> GOAL
With pictures omitted, copy exactly the lines from the one containing "What does this" through the end of the records below.

Recorded data

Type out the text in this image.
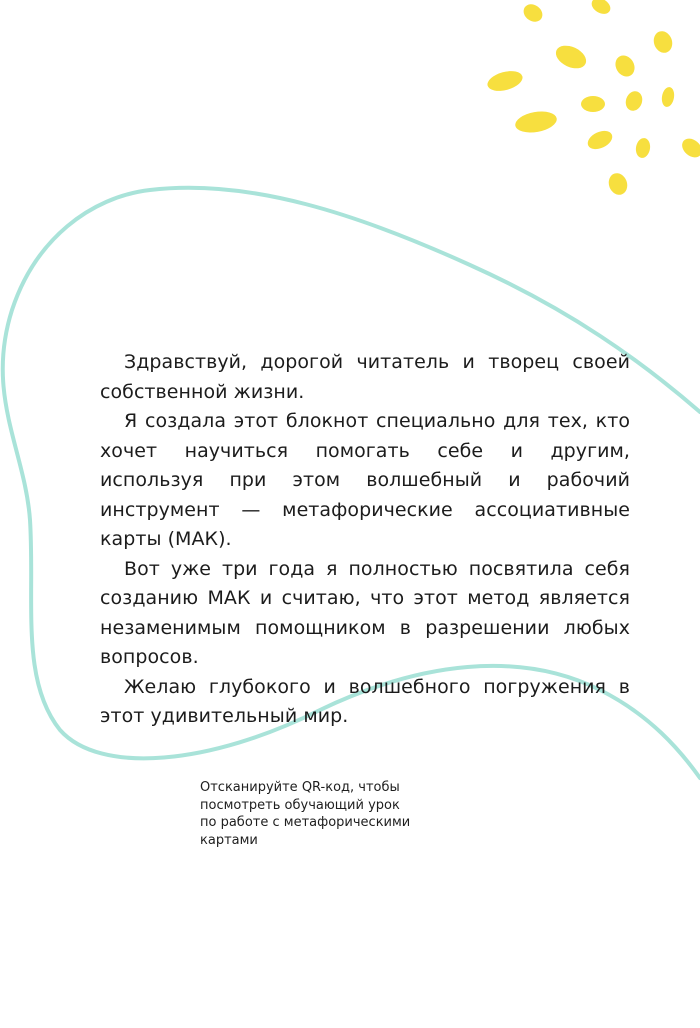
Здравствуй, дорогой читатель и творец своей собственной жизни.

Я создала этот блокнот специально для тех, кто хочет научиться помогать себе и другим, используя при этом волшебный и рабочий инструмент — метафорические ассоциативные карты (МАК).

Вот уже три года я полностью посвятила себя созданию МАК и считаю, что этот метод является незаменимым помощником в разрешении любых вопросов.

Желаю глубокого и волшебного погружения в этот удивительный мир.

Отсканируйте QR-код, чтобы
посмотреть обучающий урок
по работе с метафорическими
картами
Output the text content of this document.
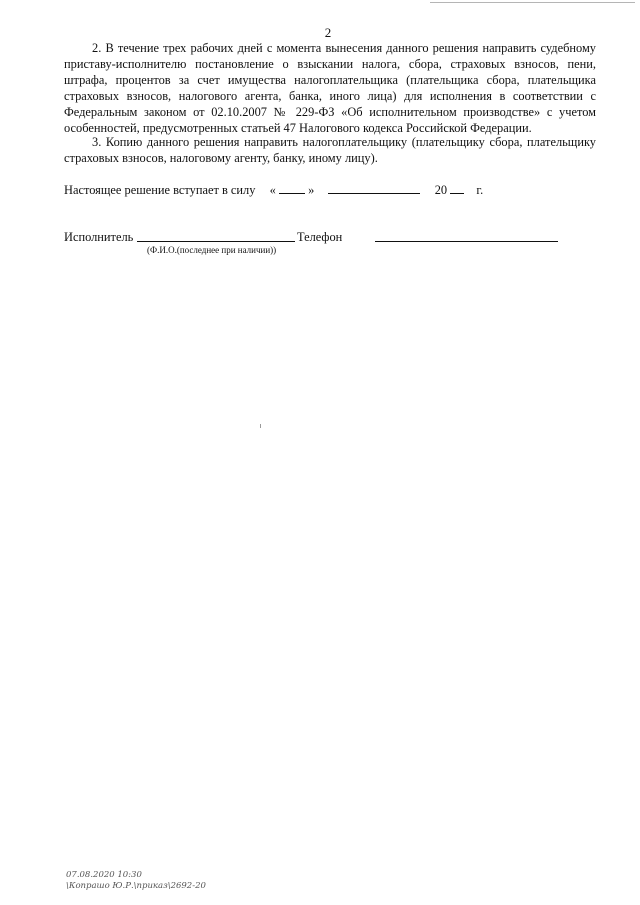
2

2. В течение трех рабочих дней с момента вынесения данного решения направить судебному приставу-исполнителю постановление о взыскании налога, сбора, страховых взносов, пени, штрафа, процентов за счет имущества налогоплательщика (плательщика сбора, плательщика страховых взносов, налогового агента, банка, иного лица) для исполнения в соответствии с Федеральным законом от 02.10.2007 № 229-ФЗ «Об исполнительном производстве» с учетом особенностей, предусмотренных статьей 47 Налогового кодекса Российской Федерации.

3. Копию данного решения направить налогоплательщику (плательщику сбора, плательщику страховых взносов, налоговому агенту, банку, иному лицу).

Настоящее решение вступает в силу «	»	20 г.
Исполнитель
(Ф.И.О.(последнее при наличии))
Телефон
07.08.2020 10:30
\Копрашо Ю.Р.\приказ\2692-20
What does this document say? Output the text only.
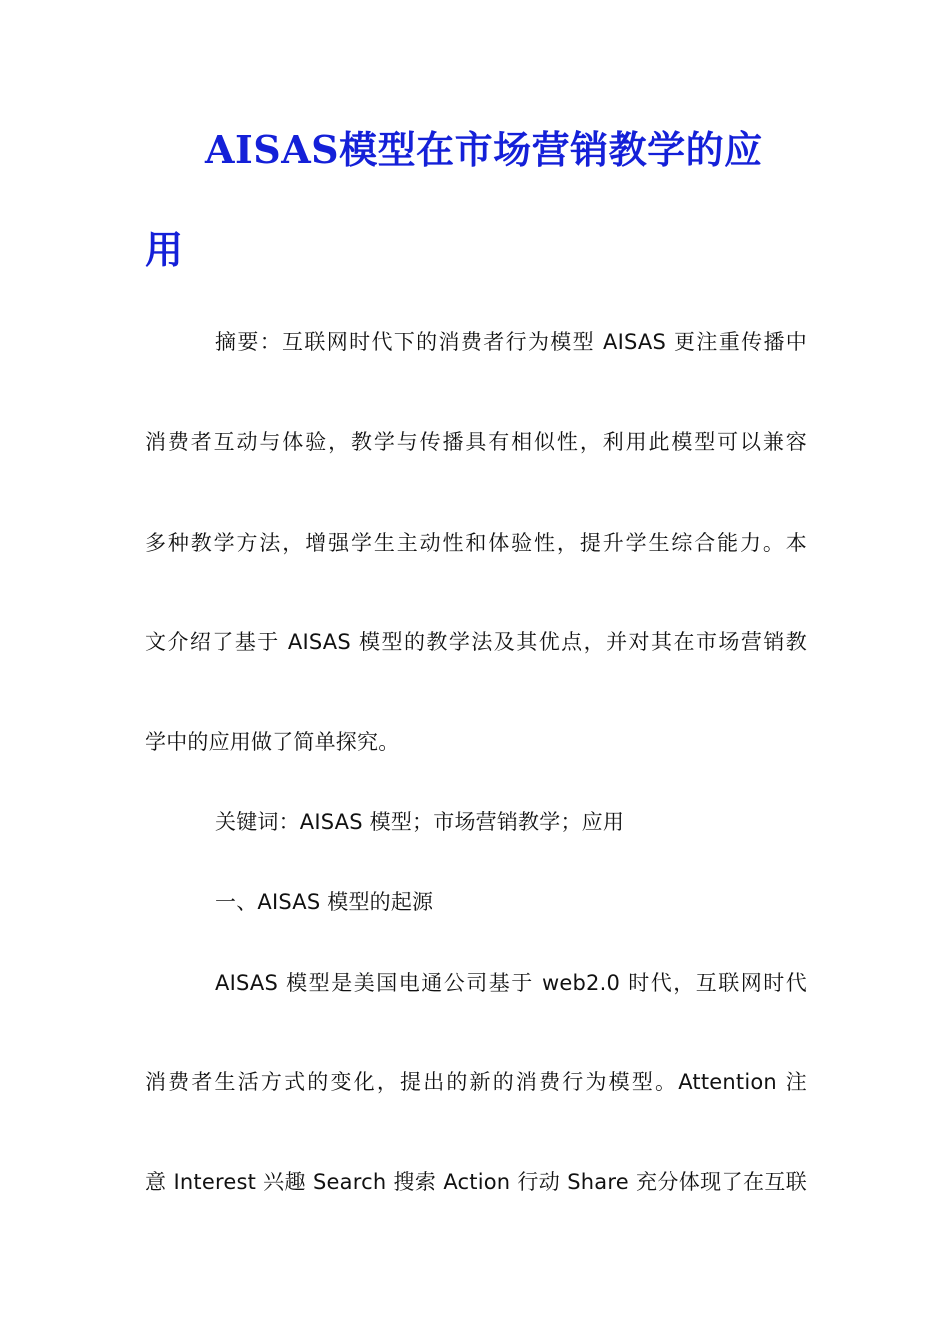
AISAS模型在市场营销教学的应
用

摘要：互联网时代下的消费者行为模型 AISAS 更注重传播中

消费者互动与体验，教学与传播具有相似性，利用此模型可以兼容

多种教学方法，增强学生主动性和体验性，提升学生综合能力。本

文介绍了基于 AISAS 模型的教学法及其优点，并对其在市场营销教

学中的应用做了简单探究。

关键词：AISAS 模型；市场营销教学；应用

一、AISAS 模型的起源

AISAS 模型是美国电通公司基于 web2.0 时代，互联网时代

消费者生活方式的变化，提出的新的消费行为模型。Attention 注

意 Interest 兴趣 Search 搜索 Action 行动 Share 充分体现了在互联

> THE ANSWER
What does this document say? Output the text only.
AISAS模型在市场营销教学的应
用

摘要：互联网时代下的消费者行为模型 AISAS 更注重传播中

消费者互动与体验，教学与传播具有相似性，利用此模型可以兼容

多种教学方法，增强学生主动性和体验性，提升学生综合能力。本

文介绍了基于 AISAS 模型的教学法及其优点，并对其在市场营销教

学中的应用做了简单探究。

关键词：AISAS 模型；市场营销教学；应用

一、AISAS 模型的起源

AISAS 模型是美国电通公司基于 web2.0 时代，互联网时代

消费者生活方式的变化，提出的新的消费行为模型。Attention 注

意 Interest 兴趣 Search 搜索 Action 行动 Share 充分体现了在互联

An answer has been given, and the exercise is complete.